Could every line of the data be printed exactly as it reads?
- - -
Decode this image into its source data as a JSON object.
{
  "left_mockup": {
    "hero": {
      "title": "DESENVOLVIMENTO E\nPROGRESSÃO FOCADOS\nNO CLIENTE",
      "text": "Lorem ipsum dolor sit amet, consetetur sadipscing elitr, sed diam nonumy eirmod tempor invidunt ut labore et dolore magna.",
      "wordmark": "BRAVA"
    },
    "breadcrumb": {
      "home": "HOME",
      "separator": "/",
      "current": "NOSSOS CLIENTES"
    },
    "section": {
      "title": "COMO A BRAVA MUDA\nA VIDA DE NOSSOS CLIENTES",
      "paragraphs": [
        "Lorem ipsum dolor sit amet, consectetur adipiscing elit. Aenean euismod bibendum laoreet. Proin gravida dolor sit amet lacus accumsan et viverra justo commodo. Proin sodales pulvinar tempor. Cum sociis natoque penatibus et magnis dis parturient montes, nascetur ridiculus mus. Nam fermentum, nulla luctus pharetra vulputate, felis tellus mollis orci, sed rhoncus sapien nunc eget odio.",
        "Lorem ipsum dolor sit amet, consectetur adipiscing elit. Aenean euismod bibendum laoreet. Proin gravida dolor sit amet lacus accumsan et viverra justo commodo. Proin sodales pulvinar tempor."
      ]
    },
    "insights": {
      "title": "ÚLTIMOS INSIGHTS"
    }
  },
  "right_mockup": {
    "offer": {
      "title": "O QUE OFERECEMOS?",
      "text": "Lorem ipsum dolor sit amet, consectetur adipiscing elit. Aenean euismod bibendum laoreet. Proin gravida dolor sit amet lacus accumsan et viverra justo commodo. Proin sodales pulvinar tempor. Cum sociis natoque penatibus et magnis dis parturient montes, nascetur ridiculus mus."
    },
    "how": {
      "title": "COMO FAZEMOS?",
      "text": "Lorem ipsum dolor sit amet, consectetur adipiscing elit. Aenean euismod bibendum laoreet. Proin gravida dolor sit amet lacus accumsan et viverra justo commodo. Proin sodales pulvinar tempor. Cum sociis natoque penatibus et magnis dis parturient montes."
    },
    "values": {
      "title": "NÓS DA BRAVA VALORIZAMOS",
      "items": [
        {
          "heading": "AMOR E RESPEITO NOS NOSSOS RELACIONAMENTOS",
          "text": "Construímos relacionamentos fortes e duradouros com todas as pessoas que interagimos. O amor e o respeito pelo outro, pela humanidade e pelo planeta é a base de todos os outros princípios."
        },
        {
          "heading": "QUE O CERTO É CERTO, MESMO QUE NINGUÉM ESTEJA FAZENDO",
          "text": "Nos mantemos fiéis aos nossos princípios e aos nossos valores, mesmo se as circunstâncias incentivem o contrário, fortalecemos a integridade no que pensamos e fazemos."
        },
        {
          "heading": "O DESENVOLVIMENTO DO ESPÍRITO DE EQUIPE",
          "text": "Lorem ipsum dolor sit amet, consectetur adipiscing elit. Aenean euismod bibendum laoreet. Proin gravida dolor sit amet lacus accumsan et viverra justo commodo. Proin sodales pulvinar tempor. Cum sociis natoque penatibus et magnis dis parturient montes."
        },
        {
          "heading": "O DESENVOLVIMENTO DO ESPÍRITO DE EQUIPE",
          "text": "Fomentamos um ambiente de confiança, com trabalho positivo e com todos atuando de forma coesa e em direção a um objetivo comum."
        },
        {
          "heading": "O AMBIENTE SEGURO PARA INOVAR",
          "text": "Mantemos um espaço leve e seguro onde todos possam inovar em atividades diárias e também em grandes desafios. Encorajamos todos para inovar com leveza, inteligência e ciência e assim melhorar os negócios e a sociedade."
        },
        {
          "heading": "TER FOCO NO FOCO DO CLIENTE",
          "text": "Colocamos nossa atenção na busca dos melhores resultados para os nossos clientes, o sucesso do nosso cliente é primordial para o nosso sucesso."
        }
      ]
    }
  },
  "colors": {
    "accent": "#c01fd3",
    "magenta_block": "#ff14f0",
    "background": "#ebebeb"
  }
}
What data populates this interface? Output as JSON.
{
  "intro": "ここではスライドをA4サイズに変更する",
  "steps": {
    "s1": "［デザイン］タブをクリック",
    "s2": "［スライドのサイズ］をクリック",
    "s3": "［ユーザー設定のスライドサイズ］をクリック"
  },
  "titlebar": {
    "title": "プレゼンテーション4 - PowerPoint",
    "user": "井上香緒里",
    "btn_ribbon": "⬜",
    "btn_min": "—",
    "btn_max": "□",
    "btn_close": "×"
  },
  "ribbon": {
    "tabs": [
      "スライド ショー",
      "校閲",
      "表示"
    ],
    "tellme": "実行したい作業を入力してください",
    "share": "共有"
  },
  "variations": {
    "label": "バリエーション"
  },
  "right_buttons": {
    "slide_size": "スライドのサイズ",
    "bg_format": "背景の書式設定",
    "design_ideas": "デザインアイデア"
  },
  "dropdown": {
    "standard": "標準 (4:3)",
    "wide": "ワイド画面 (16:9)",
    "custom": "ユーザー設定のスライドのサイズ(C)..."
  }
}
- - -
-- TASK OUTPUT --
Decode this image into its source data as a JSON object.
{
  "left_mockup": {
    "hero": {
      "title": "DESENVOLVIMENTO E\nPROGRESSÃO FOCADOS\nNO CLIENTE",
      "text": "Lorem ipsum dolor sit amet, consetetur sadipscing elitr, sed diam nonumy eirmod tempor invidunt ut labore et dolore magna.",
      "wordmark": "BRAVA"
    },
    "breadcrumb": {
      "home": "HOME",
      "separator": "/",
      "current": "NOSSOS CLIENTES"
    },
    "section": {
      "title": "COMO A BRAVA MUDA\nA VIDA DE NOSSOS CLIENTES",
      "paragraphs": [
        "Lorem ipsum dolor sit amet, consectetur adipiscing elit. Aenean euismod bibendum laoreet. Proin gravida dolor sit amet lacus accumsan et viverra justo commodo. Proin sodales pulvinar tempor. Cum sociis natoque penatibus et magnis dis parturient montes, nascetur ridiculus mus. Nam fermentum, nulla luctus pharetra vulputate, felis tellus mollis orci, sed rhoncus sapien nunc eget odio.",
        "Lorem ipsum dolor sit amet, consectetur adipiscing elit. Aenean euismod bibendum laoreet. Proin gravida dolor sit amet lacus accumsan et viverra justo commodo. Proin sodales pulvinar tempor."
      ]
    },
    "insights": {
      "title": "ÚLTIMOS INSIGHTS"
    }
  },
  "right_mockup": {
    "offer": {
      "title": "O QUE OFERECEMOS?",
      "text": "Lorem ipsum dolor sit amet, consectetur adipiscing elit. Aenean euismod bibendum laoreet. Proin gravida dolor sit amet lacus accumsan et viverra justo commodo. Proin sodales pulvinar tempor. Cum sociis natoque penatibus et magnis dis parturient montes, nascetur ridiculus mus."
    },
    "how": {
      "title": "COMO FAZEMOS?",
      "text": "Lorem ipsum dolor sit amet, consectetur adipiscing elit. Aenean euismod bibendum laoreet. Proin gravida dolor sit amet lacus accumsan et viverra justo commodo. Proin sodales pulvinar tempor. Cum sociis natoque penatibus et magnis dis parturient montes."
    },
    "values": {
      "title": "NÓS DA BRAVA VALORIZAMOS",
      "items": [
        {
          "heading": "AMOR E RESPEITO NOS NOSSOS RELACIONAMENTOS",
          "text": "Construímos relacionamentos fortes e duradouros com todas as pessoas que interagimos. O amor e o respeito pelo outro, pela humanidade e pelo planeta é a base de todos os outros princípios."
        },
        {
          "heading": "QUE O CERTO É CERTO, MESMO QUE NINGUÉM ESTEJA FAZENDO",
          "text": "Nos mantemos fiéis aos nossos princípios e aos nossos valores, mesmo se as circunstâncias incentivem o contrário, fortalecemos a integridade no que pensamos e fazemos."
        },
        {
          "heading": "O DESENVOLVIMENTO DO ESPÍRITO DE EQUIPE",
          "text": "Lorem ipsum dolor sit amet, consectetur adipiscing elit. Aenean euismod bibendum laoreet. Proin gravida dolor sit amet lacus accumsan et viverra justo commodo. Proin sodales pulvinar tempor. Cum sociis natoque penatibus et magnis dis parturient montes."
        },
        {
          "heading": "O DESENVOLVIMENTO DO ESPÍRITO DE EQUIPE",
          "text": "Fomentamos um ambiente de confiança, com trabalho positivo e com todos atuando de forma coesa e em direção a um objetivo comum."
        },
        {
          "heading": "O AMBIENTE SEGURO PARA INOVAR",
          "text": "Mantemos um espaço leve e seguro onde todos possam inovar em atividades diárias e também em grandes desafios. Encorajamos todos para inovar com leveza, inteligência e ciência e assim melhorar os negócios e a sociedade."
        },
        {
          "heading": "TER FOCO NO FOCO DO CLIENTE",
          "text": "Colocamos nossa atenção na busca dos melhores resultados para os nossos clientes, o sucesso do nosso cliente é primordial para o nosso sucesso."
        }
      ]
    }
  },
  "colors": {
    "accent": "#c01fd3",
    "magenta_block": "#ff14f0",
    "background": "#ebebeb"
  }
}
What data populates this interface? Output as JSON.
{
  "intro": "ここではスライドをA4サイズに変更する",
  "steps": {
    "s1": "［デザイン］タブをクリック",
    "s2": "［スライドのサイズ］をクリック",
    "s3": "［ユーザー設定のスライドサイズ］をクリック"
  },
  "titlebar": {
    "title": "プレゼンテーション4 - PowerPoint",
    "user": "井上香緒里",
    "btn_ribbon": "⬜",
    "btn_min": "—",
    "btn_max": "□",
    "btn_close": "×"
  },
  "ribbon": {
    "tabs": [
      "スライド ショー",
      "校閲",
      "表示"
    ],
    "tellme": "実行したい作業を入力してください",
    "share": "共有"
  },
  "variations": {
    "label": "バリエーション"
  },
  "right_buttons": {
    "slide_size": "スライドのサイズ",
    "bg_format": "背景の書式設定",
    "design_ideas": "デザインアイデア"
  },
  "dropdown": {
    "standard": "標準 (4:3)",
    "wide": "ワイド画面 (16:9)",
    "custom": "ユーザー設定のスライドのサイズ(C)..."
  }
}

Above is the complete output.